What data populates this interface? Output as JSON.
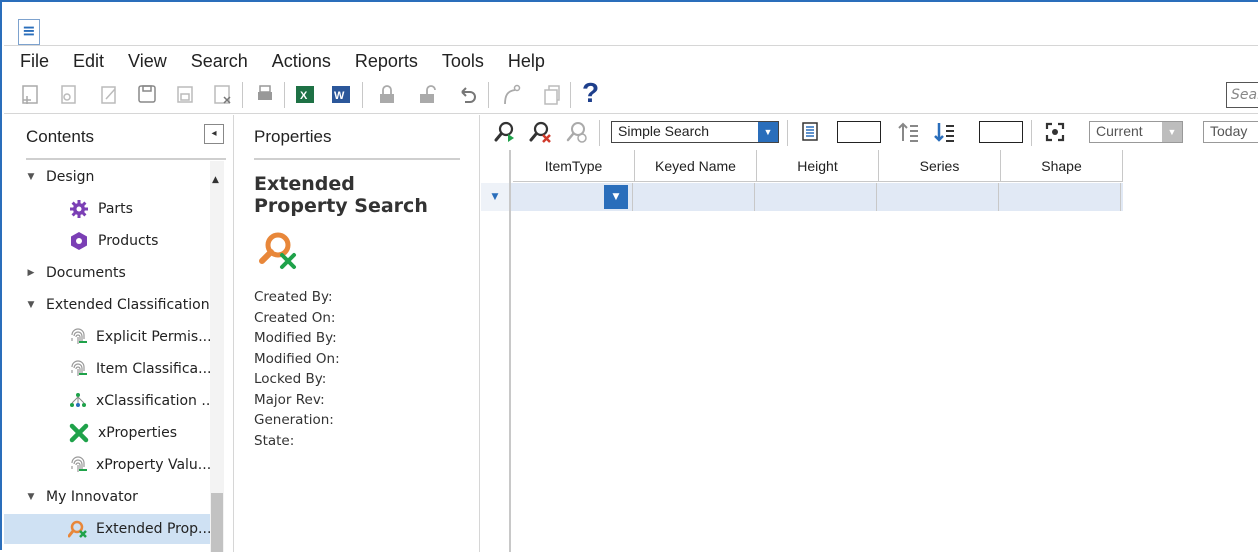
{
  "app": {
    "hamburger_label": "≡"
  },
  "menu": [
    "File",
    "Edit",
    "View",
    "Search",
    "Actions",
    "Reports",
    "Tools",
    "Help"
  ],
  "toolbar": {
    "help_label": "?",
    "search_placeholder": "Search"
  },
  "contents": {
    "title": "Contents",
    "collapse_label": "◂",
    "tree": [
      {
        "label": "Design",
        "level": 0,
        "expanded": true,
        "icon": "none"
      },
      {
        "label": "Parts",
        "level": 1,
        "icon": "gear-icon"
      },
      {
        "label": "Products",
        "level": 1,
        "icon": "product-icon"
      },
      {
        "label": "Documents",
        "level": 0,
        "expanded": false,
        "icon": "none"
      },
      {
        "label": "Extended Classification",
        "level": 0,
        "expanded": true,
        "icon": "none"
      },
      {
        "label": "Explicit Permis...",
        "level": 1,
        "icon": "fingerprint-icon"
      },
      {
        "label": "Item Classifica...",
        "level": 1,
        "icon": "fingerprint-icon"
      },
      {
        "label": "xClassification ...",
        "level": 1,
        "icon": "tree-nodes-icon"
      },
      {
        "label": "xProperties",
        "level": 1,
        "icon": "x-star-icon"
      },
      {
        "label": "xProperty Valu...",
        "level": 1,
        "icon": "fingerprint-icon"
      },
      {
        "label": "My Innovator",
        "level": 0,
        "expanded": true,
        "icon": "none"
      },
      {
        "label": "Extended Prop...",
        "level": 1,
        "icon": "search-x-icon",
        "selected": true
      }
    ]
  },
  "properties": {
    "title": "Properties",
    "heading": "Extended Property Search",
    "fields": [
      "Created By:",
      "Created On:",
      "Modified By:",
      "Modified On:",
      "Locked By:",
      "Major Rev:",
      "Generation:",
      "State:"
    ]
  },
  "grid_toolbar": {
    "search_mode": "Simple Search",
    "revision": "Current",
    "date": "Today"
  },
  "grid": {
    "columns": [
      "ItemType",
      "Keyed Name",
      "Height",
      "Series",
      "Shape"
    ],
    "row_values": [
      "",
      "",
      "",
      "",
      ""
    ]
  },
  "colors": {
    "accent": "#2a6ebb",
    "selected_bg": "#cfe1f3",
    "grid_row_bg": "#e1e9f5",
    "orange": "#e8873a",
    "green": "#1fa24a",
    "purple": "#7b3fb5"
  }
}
---
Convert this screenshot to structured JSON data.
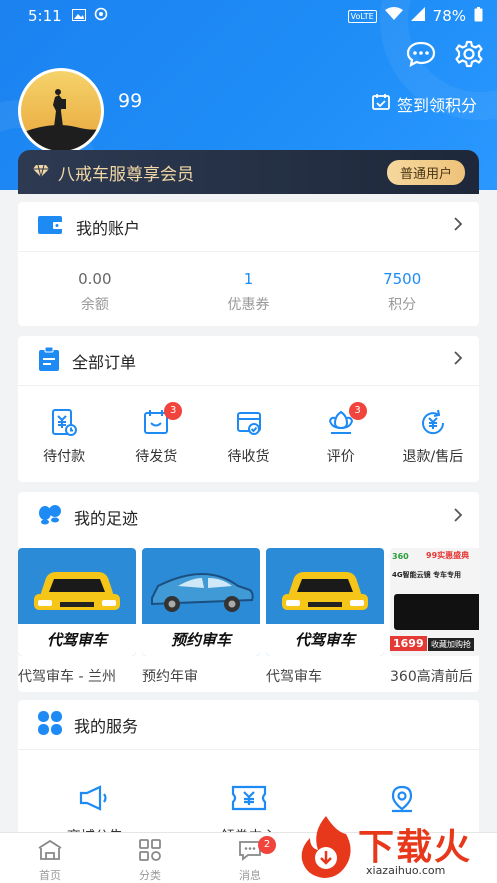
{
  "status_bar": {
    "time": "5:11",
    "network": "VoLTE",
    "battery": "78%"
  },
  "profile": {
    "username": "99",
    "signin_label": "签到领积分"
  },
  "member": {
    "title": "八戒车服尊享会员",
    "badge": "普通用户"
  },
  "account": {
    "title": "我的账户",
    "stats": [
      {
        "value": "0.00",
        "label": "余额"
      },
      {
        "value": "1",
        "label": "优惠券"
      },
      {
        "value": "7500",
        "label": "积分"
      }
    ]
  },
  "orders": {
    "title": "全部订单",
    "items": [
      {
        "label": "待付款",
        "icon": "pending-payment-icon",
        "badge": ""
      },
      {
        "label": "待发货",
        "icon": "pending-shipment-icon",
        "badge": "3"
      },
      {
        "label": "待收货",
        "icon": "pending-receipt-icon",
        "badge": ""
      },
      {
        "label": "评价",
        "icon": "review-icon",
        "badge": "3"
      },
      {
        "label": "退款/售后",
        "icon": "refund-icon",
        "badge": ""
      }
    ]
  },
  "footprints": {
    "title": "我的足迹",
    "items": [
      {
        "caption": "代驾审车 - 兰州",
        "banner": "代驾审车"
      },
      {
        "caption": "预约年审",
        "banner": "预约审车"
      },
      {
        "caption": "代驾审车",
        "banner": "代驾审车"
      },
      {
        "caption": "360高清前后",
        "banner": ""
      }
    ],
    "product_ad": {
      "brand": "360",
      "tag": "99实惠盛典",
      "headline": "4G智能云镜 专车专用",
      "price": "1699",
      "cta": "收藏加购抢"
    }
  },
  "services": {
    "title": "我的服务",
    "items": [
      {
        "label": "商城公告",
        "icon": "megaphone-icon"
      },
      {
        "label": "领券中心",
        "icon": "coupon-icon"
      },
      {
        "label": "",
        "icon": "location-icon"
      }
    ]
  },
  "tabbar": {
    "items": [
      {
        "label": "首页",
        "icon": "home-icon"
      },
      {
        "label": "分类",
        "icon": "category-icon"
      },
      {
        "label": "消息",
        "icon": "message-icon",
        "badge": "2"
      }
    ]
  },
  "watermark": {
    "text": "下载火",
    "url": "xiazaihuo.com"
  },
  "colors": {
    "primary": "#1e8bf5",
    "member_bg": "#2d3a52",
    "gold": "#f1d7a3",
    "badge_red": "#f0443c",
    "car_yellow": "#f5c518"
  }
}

** GIVEN EXERCISE **
Which lines hold the word "JSON"? Show each one.

** SOLUTION BELOW **
What data populates this interface? Output as JSON.
Convert this screenshot to structured JSON data.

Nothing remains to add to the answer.